— Start PROVIDED MATERIAL —

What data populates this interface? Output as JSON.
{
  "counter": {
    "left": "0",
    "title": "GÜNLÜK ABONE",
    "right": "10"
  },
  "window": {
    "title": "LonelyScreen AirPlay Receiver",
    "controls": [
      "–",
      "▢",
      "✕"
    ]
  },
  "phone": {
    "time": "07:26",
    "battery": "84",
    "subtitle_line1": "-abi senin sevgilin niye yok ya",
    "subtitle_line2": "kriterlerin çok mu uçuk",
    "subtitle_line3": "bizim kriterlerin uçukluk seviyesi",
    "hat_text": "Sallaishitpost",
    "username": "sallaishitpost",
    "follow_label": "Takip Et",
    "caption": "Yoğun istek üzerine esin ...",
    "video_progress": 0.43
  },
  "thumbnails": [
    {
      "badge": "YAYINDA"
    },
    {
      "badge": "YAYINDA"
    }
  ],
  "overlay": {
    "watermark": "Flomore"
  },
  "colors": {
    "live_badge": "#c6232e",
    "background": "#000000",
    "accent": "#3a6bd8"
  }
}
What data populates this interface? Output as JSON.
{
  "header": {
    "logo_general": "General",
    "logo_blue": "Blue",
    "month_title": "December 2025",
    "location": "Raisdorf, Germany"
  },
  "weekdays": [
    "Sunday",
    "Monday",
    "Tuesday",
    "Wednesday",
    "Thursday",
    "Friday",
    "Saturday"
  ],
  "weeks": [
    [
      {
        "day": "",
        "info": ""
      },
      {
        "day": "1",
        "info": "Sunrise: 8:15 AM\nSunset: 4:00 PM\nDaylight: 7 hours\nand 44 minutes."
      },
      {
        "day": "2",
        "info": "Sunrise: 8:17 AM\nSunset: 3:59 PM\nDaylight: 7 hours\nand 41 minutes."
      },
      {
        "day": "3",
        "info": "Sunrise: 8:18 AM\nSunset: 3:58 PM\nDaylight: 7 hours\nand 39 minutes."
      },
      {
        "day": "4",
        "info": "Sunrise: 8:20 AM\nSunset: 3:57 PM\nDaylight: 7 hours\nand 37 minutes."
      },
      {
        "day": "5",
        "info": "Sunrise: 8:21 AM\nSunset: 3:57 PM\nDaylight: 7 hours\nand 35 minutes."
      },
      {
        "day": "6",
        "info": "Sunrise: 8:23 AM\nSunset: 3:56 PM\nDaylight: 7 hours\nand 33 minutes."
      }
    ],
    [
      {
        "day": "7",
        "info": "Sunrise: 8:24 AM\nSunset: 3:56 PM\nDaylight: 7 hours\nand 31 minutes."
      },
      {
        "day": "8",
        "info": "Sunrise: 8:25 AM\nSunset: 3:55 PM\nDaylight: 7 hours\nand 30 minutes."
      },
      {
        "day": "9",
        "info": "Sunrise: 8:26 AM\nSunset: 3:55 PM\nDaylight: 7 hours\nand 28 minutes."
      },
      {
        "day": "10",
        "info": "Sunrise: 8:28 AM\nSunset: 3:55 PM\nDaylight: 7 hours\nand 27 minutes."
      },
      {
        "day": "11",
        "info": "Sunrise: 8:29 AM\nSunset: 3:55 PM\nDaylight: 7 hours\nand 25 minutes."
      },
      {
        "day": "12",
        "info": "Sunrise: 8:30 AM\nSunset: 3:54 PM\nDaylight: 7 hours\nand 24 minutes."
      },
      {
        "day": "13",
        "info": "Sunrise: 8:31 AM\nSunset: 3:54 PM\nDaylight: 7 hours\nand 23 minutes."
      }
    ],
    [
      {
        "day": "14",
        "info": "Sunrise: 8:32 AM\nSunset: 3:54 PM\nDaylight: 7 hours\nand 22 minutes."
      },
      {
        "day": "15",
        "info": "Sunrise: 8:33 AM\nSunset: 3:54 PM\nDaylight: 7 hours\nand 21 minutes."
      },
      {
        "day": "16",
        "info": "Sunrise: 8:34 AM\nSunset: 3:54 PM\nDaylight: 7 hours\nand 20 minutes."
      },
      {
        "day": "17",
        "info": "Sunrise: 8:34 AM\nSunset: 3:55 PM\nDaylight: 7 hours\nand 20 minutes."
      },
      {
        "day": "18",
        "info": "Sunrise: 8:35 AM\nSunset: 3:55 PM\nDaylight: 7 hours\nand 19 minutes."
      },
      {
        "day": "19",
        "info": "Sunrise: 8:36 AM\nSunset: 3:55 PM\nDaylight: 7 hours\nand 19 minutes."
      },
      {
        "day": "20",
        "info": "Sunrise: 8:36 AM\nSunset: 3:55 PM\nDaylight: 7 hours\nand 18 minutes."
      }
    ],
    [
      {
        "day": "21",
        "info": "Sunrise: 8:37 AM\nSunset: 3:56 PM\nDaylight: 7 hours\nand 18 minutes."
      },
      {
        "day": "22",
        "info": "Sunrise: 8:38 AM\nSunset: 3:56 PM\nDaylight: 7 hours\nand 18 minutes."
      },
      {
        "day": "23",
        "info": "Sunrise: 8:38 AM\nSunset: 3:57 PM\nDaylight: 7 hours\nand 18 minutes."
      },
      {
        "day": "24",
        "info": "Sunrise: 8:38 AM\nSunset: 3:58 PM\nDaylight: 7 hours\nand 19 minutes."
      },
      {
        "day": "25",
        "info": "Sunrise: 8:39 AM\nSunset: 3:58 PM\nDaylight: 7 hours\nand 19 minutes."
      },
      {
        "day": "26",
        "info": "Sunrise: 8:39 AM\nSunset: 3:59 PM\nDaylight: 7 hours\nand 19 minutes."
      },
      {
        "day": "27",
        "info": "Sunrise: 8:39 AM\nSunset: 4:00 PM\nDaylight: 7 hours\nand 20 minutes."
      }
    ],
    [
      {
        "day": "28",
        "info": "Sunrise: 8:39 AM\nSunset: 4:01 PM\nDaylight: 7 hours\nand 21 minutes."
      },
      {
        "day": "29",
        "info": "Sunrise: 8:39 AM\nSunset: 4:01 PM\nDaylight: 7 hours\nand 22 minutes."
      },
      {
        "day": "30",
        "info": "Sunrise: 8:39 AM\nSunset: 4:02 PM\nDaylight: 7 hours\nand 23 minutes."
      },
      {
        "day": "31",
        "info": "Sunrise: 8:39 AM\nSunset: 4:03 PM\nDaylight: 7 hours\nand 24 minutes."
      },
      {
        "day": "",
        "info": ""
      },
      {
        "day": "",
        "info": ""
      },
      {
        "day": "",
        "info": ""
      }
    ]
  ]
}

— End PROVIDED MATERIAL —

§ YOUR OBJECTIVE:
From the records above, extract every entry exactly as given.

§ ANSWER TO THIS TASK:
What data populates this interface? Output as JSON.
{
  "counter": {
    "left": "0",
    "title": "GÜNLÜK ABONE",
    "right": "10"
  },
  "window": {
    "title": "LonelyScreen AirPlay Receiver",
    "controls": [
      "–",
      "▢",
      "✕"
    ]
  },
  "phone": {
    "time": "07:26",
    "battery": "84",
    "subtitle_line1": "-abi senin sevgilin niye yok ya",
    "subtitle_line2": "kriterlerin çok mu uçuk",
    "subtitle_line3": "bizim kriterlerin uçukluk seviyesi",
    "hat_text": "Sallaishitpost",
    "username": "sallaishitpost",
    "follow_label": "Takip Et",
    "caption": "Yoğun istek üzerine esin ...",
    "video_progress": 0.43
  },
  "thumbnails": [
    {
      "badge": "YAYINDA"
    },
    {
      "badge": "YAYINDA"
    }
  ],
  "overlay": {
    "watermark": "Flomore"
  },
  "colors": {
    "live_badge": "#c6232e",
    "background": "#000000",
    "accent": "#3a6bd8"
  }
}
What data populates this interface? Output as JSON.
{
  "header": {
    "logo_general": "General",
    "logo_blue": "Blue",
    "month_title": "December 2025",
    "location": "Raisdorf, Germany"
  },
  "weekdays": [
    "Sunday",
    "Monday",
    "Tuesday",
    "Wednesday",
    "Thursday",
    "Friday",
    "Saturday"
  ],
  "weeks": [
    [
      {
        "day": "",
        "info": ""
      },
      {
        "day": "1",
        "info": "Sunrise: 8:15 AM\nSunset: 4:00 PM\nDaylight: 7 hours\nand 44 minutes."
      },
      {
        "day": "2",
        "info": "Sunrise: 8:17 AM\nSunset: 3:59 PM\nDaylight: 7 hours\nand 41 minutes."
      },
      {
        "day": "3",
        "info": "Sunrise: 8:18 AM\nSunset: 3:58 PM\nDaylight: 7 hours\nand 39 minutes."
      },
      {
        "day": "4",
        "info": "Sunrise: 8:20 AM\nSunset: 3:57 PM\nDaylight: 7 hours\nand 37 minutes."
      },
      {
        "day": "5",
        "info": "Sunrise: 8:21 AM\nSunset: 3:57 PM\nDaylight: 7 hours\nand 35 minutes."
      },
      {
        "day": "6",
        "info": "Sunrise: 8:23 AM\nSunset: 3:56 PM\nDaylight: 7 hours\nand 33 minutes."
      }
    ],
    [
      {
        "day": "7",
        "info": "Sunrise: 8:24 AM\nSunset: 3:56 PM\nDaylight: 7 hours\nand 31 minutes."
      },
      {
        "day": "8",
        "info": "Sunrise: 8:25 AM\nSunset: 3:55 PM\nDaylight: 7 hours\nand 30 minutes."
      },
      {
        "day": "9",
        "info": "Sunrise: 8:26 AM\nSunset: 3:55 PM\nDaylight: 7 hours\nand 28 minutes."
      },
      {
        "day": "10",
        "info": "Sunrise: 8:28 AM\nSunset: 3:55 PM\nDaylight: 7 hours\nand 27 minutes."
      },
      {
        "day": "11",
        "info": "Sunrise: 8:29 AM\nSunset: 3:55 PM\nDaylight: 7 hours\nand 25 minutes."
      },
      {
        "day": "12",
        "info": "Sunrise: 8:30 AM\nSunset: 3:54 PM\nDaylight: 7 hours\nand 24 minutes."
      },
      {
        "day": "13",
        "info": "Sunrise: 8:31 AM\nSunset: 3:54 PM\nDaylight: 7 hours\nand 23 minutes."
      }
    ],
    [
      {
        "day": "14",
        "info": "Sunrise: 8:32 AM\nSunset: 3:54 PM\nDaylight: 7 hours\nand 22 minutes."
      },
      {
        "day": "15",
        "info": "Sunrise: 8:33 AM\nSunset: 3:54 PM\nDaylight: 7 hours\nand 21 minutes."
      },
      {
        "day": "16",
        "info": "Sunrise: 8:34 AM\nSunset: 3:54 PM\nDaylight: 7 hours\nand 20 minutes."
      },
      {
        "day": "17",
        "info": "Sunrise: 8:34 AM\nSunset: 3:55 PM\nDaylight: 7 hours\nand 20 minutes."
      },
      {
        "day": "18",
        "info": "Sunrise: 8:35 AM\nSunset: 3:55 PM\nDaylight: 7 hours\nand 19 minutes."
      },
      {
        "day": "19",
        "info": "Sunrise: 8:36 AM\nSunset: 3:55 PM\nDaylight: 7 hours\nand 19 minutes."
      },
      {
        "day": "20",
        "info": "Sunrise: 8:36 AM\nSunset: 3:55 PM\nDaylight: 7 hours\nand 18 minutes."
      }
    ],
    [
      {
        "day": "21",
        "info": "Sunrise: 8:37 AM\nSunset: 3:56 PM\nDaylight: 7 hours\nand 18 minutes."
      },
      {
        "day": "22",
        "info": "Sunrise: 8:38 AM\nSunset: 3:56 PM\nDaylight: 7 hours\nand 18 minutes."
      },
      {
        "day": "23",
        "info": "Sunrise: 8:38 AM\nSunset: 3:57 PM\nDaylight: 7 hours\nand 18 minutes."
      },
      {
        "day": "24",
        "info": "Sunrise: 8:38 AM\nSunset: 3:58 PM\nDaylight: 7 hours\nand 19 minutes."
      },
      {
        "day": "25",
        "info": "Sunrise: 8:39 AM\nSunset: 3:58 PM\nDaylight: 7 hours\nand 19 minutes."
      },
      {
        "day": "26",
        "info": "Sunrise: 8:39 AM\nSunset: 3:59 PM\nDaylight: 7 hours\nand 19 minutes."
      },
      {
        "day": "27",
        "info": "Sunrise: 8:39 AM\nSunset: 4:00 PM\nDaylight: 7 hours\nand 20 minutes."
      }
    ],
    [
      {
        "day": "28",
        "info": "Sunrise: 8:39 AM\nSunset: 4:01 PM\nDaylight: 7 hours\nand 21 minutes."
      },
      {
        "day": "29",
        "info": "Sunrise: 8:39 AM\nSunset: 4:01 PM\nDaylight: 7 hours\nand 22 minutes."
      },
      {
        "day": "30",
        "info": "Sunrise: 8:39 AM\nSunset: 4:02 PM\nDaylight: 7 hours\nand 23 minutes."
      },
      {
        "day": "31",
        "info": "Sunrise: 8:39 AM\nSunset: 4:03 PM\nDaylight: 7 hours\nand 24 minutes."
      },
      {
        "day": "",
        "info": ""
      },
      {
        "day": "",
        "info": ""
      },
      {
        "day": "",
        "info": ""
      }
    ]
  ]
}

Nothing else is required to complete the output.